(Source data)
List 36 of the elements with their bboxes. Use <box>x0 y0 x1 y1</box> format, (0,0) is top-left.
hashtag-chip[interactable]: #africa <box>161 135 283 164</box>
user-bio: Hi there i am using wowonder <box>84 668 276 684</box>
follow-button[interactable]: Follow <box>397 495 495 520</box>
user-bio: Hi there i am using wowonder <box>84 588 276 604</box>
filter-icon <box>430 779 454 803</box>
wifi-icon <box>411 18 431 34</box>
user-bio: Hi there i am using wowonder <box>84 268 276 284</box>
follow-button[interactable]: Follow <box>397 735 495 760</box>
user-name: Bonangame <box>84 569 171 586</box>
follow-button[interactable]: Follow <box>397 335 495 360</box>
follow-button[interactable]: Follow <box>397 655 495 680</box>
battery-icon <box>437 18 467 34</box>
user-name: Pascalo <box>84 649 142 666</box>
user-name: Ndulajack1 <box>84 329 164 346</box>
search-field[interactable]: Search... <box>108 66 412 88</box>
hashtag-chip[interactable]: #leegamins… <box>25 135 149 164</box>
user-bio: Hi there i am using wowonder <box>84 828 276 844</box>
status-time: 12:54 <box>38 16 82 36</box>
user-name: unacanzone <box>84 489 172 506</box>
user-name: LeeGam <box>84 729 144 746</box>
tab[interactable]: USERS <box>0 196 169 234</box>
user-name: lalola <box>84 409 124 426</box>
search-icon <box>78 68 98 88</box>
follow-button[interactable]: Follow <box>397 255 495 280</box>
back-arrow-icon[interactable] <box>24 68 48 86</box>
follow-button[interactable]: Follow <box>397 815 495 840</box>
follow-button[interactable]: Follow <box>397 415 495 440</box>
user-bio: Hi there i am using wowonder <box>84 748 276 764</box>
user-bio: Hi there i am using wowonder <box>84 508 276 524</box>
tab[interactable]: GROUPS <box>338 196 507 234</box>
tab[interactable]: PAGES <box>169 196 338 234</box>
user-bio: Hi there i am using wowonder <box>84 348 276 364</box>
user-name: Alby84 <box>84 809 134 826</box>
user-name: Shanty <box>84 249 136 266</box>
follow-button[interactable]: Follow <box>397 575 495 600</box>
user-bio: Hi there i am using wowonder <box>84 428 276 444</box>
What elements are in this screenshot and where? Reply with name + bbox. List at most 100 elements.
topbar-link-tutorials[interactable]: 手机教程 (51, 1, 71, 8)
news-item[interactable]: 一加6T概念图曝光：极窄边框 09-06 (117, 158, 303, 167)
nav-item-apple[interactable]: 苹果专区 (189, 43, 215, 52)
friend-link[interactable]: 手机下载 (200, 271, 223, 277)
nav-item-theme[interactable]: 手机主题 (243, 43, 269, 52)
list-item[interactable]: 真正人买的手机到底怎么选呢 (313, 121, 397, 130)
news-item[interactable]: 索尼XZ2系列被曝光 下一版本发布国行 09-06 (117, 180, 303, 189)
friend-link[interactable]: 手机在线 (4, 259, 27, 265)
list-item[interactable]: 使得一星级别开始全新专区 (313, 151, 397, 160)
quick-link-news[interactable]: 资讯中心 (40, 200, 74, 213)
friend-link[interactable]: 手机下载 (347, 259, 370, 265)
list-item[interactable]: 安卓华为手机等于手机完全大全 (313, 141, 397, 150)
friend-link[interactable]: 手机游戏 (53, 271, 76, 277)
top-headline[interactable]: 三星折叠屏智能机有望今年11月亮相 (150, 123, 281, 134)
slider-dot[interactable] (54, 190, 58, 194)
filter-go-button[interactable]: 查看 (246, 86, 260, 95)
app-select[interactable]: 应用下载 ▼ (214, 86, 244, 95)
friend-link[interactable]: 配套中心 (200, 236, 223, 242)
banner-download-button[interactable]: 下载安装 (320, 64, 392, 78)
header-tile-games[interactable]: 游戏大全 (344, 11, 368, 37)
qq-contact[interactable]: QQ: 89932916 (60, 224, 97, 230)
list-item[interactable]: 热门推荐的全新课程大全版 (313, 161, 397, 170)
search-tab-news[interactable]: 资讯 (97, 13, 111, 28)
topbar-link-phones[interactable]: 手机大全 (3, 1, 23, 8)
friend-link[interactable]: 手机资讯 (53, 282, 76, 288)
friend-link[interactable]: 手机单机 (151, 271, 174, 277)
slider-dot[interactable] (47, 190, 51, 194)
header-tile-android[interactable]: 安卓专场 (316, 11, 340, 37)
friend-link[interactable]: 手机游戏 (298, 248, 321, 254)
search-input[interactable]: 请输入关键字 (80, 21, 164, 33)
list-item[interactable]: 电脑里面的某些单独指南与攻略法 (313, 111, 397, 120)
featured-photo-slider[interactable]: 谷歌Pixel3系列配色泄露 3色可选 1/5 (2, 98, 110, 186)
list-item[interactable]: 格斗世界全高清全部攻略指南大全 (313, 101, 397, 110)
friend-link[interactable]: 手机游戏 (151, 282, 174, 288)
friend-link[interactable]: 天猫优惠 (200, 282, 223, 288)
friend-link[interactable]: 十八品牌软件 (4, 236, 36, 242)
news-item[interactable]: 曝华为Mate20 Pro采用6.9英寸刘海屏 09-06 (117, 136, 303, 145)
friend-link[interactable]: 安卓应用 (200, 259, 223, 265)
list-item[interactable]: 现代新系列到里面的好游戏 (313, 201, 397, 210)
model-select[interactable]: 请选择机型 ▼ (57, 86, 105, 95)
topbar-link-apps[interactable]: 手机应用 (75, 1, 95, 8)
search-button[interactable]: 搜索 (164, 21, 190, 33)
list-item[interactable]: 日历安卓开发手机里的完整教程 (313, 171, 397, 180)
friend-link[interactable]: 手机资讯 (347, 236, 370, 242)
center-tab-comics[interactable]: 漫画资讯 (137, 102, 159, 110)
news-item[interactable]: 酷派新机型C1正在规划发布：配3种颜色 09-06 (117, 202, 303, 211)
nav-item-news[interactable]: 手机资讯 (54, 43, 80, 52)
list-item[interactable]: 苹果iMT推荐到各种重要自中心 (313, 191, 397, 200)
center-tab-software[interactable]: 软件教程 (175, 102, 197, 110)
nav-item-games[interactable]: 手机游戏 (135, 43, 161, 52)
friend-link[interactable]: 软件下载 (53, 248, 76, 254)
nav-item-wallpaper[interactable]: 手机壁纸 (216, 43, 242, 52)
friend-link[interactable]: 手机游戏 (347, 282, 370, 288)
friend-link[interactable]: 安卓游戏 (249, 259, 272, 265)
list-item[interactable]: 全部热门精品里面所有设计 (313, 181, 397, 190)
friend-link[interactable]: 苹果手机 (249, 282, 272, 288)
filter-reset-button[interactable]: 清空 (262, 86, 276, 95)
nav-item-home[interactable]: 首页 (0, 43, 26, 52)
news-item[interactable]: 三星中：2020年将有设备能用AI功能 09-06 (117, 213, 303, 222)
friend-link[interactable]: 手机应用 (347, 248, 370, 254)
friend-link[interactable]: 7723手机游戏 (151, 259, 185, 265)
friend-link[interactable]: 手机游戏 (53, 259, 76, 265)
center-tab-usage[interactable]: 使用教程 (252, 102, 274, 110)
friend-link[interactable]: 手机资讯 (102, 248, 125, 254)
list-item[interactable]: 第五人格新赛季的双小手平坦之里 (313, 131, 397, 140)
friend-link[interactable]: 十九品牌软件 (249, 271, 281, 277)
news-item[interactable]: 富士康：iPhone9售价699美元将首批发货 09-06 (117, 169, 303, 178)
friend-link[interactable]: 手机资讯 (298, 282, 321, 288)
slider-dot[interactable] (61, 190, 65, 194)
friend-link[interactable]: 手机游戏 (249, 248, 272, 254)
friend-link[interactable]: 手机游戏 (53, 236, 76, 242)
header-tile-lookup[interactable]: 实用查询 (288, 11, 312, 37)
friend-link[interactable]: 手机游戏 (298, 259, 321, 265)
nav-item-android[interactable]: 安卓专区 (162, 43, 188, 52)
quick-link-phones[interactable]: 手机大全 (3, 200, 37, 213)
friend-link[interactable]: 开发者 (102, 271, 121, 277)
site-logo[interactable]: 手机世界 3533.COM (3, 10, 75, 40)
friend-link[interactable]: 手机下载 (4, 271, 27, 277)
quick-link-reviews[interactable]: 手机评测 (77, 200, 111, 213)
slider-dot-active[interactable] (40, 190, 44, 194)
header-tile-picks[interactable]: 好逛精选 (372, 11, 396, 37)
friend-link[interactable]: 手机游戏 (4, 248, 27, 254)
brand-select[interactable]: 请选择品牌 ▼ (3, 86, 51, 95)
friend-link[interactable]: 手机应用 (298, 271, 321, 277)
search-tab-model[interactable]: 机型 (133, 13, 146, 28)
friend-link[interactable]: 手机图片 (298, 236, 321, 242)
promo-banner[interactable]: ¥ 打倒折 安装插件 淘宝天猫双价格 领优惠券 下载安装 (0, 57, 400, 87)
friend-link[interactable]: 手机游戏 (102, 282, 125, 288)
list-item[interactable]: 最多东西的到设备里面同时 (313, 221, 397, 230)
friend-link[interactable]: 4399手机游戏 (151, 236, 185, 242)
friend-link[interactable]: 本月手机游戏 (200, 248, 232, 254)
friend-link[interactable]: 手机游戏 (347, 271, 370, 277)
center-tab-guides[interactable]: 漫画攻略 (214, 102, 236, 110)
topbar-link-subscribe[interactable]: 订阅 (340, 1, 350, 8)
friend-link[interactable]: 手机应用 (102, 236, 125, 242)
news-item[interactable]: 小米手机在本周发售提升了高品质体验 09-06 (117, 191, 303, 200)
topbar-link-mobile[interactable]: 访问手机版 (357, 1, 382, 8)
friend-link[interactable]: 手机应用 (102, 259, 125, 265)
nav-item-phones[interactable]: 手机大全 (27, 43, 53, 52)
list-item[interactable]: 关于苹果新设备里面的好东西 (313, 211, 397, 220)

■ **YOUR INSTRUCTIONS**
Rewrite the records from their first line through the line containing "user-bio: Hi there i am using wowonder <box>84 588", swapping "#africa" for "#europe" and leaving everything else unchanged.

■ **EXERCISE SOLUTION**
List 36 of the elements with their bboxes. Use <box>x0 y0 x1 y1</box> format, (0,0) is top-left.
hashtag-chip[interactable]: #europe <box>161 135 283 164</box>
user-bio: Hi there i am using wowonder <box>84 668 276 684</box>
follow-button[interactable]: Follow <box>397 495 495 520</box>
user-bio: Hi there i am using wowonder <box>84 588 276 604</box>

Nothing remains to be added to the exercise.